- _Task requirements_:
Return every entry exactly.

- _Data shown_:
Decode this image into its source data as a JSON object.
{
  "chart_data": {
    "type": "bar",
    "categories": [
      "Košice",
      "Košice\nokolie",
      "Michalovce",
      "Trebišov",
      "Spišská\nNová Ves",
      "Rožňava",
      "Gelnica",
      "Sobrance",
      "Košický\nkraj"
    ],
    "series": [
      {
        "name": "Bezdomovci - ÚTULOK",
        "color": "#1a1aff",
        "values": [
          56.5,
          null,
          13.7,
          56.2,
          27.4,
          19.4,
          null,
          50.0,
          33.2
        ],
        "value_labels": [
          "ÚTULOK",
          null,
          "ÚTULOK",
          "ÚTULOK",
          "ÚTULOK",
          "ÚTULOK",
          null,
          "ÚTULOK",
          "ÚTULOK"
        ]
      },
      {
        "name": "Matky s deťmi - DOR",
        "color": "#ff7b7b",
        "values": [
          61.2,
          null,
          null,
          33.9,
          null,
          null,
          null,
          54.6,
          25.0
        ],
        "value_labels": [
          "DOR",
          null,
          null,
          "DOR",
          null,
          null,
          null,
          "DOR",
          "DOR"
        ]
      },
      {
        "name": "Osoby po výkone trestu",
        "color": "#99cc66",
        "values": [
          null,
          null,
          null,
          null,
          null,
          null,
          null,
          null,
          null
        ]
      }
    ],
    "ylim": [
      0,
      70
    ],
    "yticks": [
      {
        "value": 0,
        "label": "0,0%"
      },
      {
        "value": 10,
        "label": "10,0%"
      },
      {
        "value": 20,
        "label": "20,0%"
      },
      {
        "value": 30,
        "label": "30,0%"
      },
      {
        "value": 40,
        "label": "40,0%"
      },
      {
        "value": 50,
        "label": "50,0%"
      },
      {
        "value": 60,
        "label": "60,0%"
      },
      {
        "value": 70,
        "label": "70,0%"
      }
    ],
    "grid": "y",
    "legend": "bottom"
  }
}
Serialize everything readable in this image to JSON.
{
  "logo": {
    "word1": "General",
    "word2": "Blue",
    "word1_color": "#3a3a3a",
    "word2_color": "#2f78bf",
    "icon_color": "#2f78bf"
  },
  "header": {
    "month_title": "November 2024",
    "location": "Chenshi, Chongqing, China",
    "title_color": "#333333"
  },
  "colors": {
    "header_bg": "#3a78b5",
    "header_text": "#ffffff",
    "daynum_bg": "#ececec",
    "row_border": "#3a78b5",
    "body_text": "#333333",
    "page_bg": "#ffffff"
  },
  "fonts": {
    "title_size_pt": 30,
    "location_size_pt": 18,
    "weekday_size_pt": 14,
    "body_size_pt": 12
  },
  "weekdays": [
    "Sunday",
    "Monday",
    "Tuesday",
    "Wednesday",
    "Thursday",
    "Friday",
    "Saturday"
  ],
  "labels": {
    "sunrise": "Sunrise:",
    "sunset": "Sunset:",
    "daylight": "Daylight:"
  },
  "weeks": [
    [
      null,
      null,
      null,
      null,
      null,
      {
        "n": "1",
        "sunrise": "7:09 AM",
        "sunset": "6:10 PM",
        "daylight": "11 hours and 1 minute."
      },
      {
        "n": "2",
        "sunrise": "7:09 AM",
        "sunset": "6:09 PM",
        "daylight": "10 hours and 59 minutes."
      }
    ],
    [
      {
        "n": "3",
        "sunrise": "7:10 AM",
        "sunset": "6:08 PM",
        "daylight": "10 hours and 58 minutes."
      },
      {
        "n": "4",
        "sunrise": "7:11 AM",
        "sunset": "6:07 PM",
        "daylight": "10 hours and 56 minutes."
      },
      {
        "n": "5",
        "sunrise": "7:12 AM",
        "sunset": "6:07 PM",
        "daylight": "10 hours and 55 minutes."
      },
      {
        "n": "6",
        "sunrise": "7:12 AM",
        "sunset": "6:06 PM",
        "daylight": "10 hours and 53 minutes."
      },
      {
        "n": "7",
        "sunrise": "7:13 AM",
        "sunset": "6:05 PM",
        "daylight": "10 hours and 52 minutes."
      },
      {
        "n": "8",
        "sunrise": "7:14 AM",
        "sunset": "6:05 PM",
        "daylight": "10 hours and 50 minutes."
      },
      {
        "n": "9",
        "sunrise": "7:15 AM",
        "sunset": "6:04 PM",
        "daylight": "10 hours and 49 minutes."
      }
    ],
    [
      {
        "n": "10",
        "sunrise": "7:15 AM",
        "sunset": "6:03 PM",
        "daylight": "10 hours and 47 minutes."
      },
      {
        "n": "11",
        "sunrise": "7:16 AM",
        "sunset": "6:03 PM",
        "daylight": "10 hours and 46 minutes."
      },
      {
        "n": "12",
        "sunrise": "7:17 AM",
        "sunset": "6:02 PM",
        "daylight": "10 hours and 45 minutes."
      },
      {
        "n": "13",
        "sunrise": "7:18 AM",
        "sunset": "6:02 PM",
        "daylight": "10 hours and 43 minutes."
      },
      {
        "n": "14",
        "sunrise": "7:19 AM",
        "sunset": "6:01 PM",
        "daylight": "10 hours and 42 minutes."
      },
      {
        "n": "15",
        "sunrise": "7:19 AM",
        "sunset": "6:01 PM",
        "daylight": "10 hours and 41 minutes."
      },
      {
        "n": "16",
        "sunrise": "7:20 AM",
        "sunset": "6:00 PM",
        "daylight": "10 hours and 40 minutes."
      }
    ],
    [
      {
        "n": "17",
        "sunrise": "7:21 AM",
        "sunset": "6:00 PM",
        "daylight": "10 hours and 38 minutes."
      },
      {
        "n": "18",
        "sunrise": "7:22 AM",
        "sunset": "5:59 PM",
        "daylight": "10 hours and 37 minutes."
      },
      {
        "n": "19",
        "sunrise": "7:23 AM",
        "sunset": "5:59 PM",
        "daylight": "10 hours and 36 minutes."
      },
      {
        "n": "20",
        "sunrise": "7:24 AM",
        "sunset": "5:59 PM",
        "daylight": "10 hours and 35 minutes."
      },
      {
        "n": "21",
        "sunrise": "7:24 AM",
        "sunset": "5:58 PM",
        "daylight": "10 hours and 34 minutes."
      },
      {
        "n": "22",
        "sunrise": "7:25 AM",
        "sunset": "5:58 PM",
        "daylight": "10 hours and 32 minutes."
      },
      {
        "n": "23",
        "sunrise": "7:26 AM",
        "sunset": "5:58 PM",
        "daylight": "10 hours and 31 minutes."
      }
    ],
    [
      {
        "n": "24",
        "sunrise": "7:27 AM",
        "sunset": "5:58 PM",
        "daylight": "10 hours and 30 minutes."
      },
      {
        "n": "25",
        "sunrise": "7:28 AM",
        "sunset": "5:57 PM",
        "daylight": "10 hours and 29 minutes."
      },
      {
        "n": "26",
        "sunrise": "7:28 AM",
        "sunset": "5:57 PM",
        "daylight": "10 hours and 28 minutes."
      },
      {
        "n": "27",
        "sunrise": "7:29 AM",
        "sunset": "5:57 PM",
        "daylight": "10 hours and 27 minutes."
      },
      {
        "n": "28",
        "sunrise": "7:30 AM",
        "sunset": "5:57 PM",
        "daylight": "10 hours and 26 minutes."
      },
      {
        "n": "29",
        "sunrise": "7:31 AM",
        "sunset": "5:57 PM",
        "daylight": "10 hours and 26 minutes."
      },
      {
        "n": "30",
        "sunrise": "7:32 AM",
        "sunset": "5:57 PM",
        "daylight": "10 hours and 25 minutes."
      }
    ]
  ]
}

- _Exercise output_:
Decode this image into its source data as a JSON object.
{
  "chart_data": {
    "type": "bar",
    "categories": [
      "Košice",
      "Košice\nokolie",
      "Michalovce",
      "Trebišov",
      "Spišská\nNová Ves",
      "Rožňava",
      "Gelnica",
      "Sobrance",
      "Košický\nkraj"
    ],
    "series": [
      {
        "name": "Bezdomovci - ÚTULOK",
        "color": "#1a1aff",
        "values": [
          56.5,
          null,
          13.7,
          56.2,
          27.4,
          19.4,
          null,
          50.0,
          33.2
        ],
        "value_labels": [
          "ÚTULOK",
          null,
          "ÚTULOK",
          "ÚTULOK",
          "ÚTULOK",
          "ÚTULOK",
          null,
          "ÚTULOK",
          "ÚTULOK"
        ]
      },
      {
        "name": "Matky s deťmi - DOR",
        "color": "#ff7b7b",
        "values": [
          61.2,
          null,
          null,
          33.9,
          null,
          null,
          null,
          54.6,
          25.0
        ],
        "value_labels": [
          "DOR",
          null,
          null,
          "DOR",
          null,
          null,
          null,
          "DOR",
          "DOR"
        ]
      },
      {
        "name": "Osoby po výkone trestu",
        "color": "#99cc66",
        "values": [
          null,
          null,
          null,
          null,
          null,
          null,
          null,
          null,
          null
        ]
      }
    ],
    "ylim": [
      0,
      70
    ],
    "yticks": [
      {
        "value": 0,
        "label": "0,0%"
      },
      {
        "value": 10,
        "label": "10,0%"
      },
      {
        "value": 20,
        "label": "20,0%"
      },
      {
        "value": 30,
        "label": "30,0%"
      },
      {
        "value": 40,
        "label": "40,0%"
      },
      {
        "value": 50,
        "label": "50,0%"
      },
      {
        "value": 60,
        "label": "60,0%"
      },
      {
        "value": 70,
        "label": "70,0%"
      }
    ],
    "grid": "y",
    "legend": "bottom"
  }
}
Serialize everything readable in this image to JSON.
{
  "logo": {
    "word1": "General",
    "word2": "Blue",
    "word1_color": "#3a3a3a",
    "word2_color": "#2f78bf",
    "icon_color": "#2f78bf"
  },
  "header": {
    "month_title": "November 2024",
    "location": "Chenshi, Chongqing, China",
    "title_color": "#333333"
  },
  "colors": {
    "header_bg": "#3a78b5",
    "header_text": "#ffffff",
    "daynum_bg": "#ececec",
    "row_border": "#3a78b5",
    "body_text": "#333333",
    "page_bg": "#ffffff"
  },
  "fonts": {
    "title_size_pt": 30,
    "location_size_pt": 18,
    "weekday_size_pt": 14,
    "body_size_pt": 12
  },
  "weekdays": [
    "Sunday",
    "Monday",
    "Tuesday",
    "Wednesday",
    "Thursday",
    "Friday",
    "Saturday"
  ],
  "labels": {
    "sunrise": "Sunrise:",
    "sunset": "Sunset:",
    "daylight": "Daylight:"
  },
  "weeks": [
    [
      null,
      null,
      null,
      null,
      null,
      {
        "n": "1",
        "sunrise": "7:09 AM",
        "sunset": "6:10 PM",
        "daylight": "11 hours and 1 minute."
      },
      {
        "n": "2",
        "sunrise": "7:09 AM",
        "sunset": "6:09 PM",
        "daylight": "10 hours and 59 minutes."
      }
    ],
    [
      {
        "n": "3",
        "sunrise": "7:10 AM",
        "sunset": "6:08 PM",
        "daylight": "10 hours and 58 minutes."
      },
      {
        "n": "4",
        "sunrise": "7:11 AM",
        "sunset": "6:07 PM",
        "daylight": "10 hours and 56 minutes."
      },
      {
        "n": "5",
        "sunrise": "7:12 AM",
        "sunset": "6:07 PM",
        "daylight": "10 hours and 55 minutes."
      },
      {
        "n": "6",
        "sunrise": "7:12 AM",
        "sunset": "6:06 PM",
        "daylight": "10 hours and 53 minutes."
      },
      {
        "n": "7",
        "sunrise": "7:13 AM",
        "sunset": "6:05 PM",
        "daylight": "10 hours and 52 minutes."
      },
      {
        "n": "8",
        "sunrise": "7:14 AM",
        "sunset": "6:05 PM",
        "daylight": "10 hours and 50 minutes."
      },
      {
        "n": "9",
        "sunrise": "7:15 AM",
        "sunset": "6:04 PM",
        "daylight": "10 hours and 49 minutes."
      }
    ],
    [
      {
        "n": "10",
        "sunrise": "7:15 AM",
        "sunset": "6:03 PM",
        "daylight": "10 hours and 47 minutes."
      },
      {
        "n": "11",
        "sunrise": "7:16 AM",
        "sunset": "6:03 PM",
        "daylight": "10 hours and 46 minutes."
      },
      {
        "n": "12",
        "sunrise": "7:17 AM",
        "sunset": "6:02 PM",
        "daylight": "10 hours and 45 minutes."
      },
      {
        "n": "13",
        "sunrise": "7:18 AM",
        "sunset": "6:02 PM",
        "daylight": "10 hours and 43 minutes."
      },
      {
        "n": "14",
        "sunrise": "7:19 AM",
        "sunset": "6:01 PM",
        "daylight": "10 hours and 42 minutes."
      },
      {
        "n": "15",
        "sunrise": "7:19 AM",
        "sunset": "6:01 PM",
        "daylight": "10 hours and 41 minutes."
      },
      {
        "n": "16",
        "sunrise": "7:20 AM",
        "sunset": "6:00 PM",
        "daylight": "10 hours and 40 minutes."
      }
    ],
    [
      {
        "n": "17",
        "sunrise": "7:21 AM",
        "sunset": "6:00 PM",
        "daylight": "10 hours and 38 minutes."
      },
      {
        "n": "18",
        "sunrise": "7:22 AM",
        "sunset": "5:59 PM",
        "daylight": "10 hours and 37 minutes."
      },
      {
        "n": "19",
        "sunrise": "7:23 AM",
        "sunset": "5:59 PM",
        "daylight": "10 hours and 36 minutes."
      },
      {
        "n": "20",
        "sunrise": "7:24 AM",
        "sunset": "5:59 PM",
        "daylight": "10 hours and 35 minutes."
      },
      {
        "n": "21",
        "sunrise": "7:24 AM",
        "sunset": "5:58 PM",
        "daylight": "10 hours and 34 minutes."
      },
      {
        "n": "22",
        "sunrise": "7:25 AM",
        "sunset": "5:58 PM",
        "daylight": "10 hours and 32 minutes."
      },
      {
        "n": "23",
        "sunrise": "7:26 AM",
        "sunset": "5:58 PM",
        "daylight": "10 hours and 31 minutes."
      }
    ],
    [
      {
        "n": "24",
        "sunrise": "7:27 AM",
        "sunset": "5:58 PM",
        "daylight": "10 hours and 30 minutes."
      },
      {
        "n": "25",
        "sunrise": "7:28 AM",
        "sunset": "5:57 PM",
        "daylight": "10 hours and 29 minutes."
      },
      {
        "n": "26",
        "sunrise": "7:28 AM",
        "sunset": "5:57 PM",
        "daylight": "10 hours and 28 minutes."
      },
      {
        "n": "27",
        "sunrise": "7:29 AM",
        "sunset": "5:57 PM",
        "daylight": "10 hours and 27 minutes."
      },
      {
        "n": "28",
        "sunrise": "7:30 AM",
        "sunset": "5:57 PM",
        "daylight": "10 hours and 26 minutes."
      },
      {
        "n": "29",
        "sunrise": "7:31 AM",
        "sunset": "5:57 PM",
        "daylight": "10 hours and 26 minutes."
      },
      {
        "n": "30",
        "sunrise": "7:32 AM",
        "sunset": "5:57 PM",
        "daylight": "10 hours and 25 minutes."
      }
    ]
  ]
}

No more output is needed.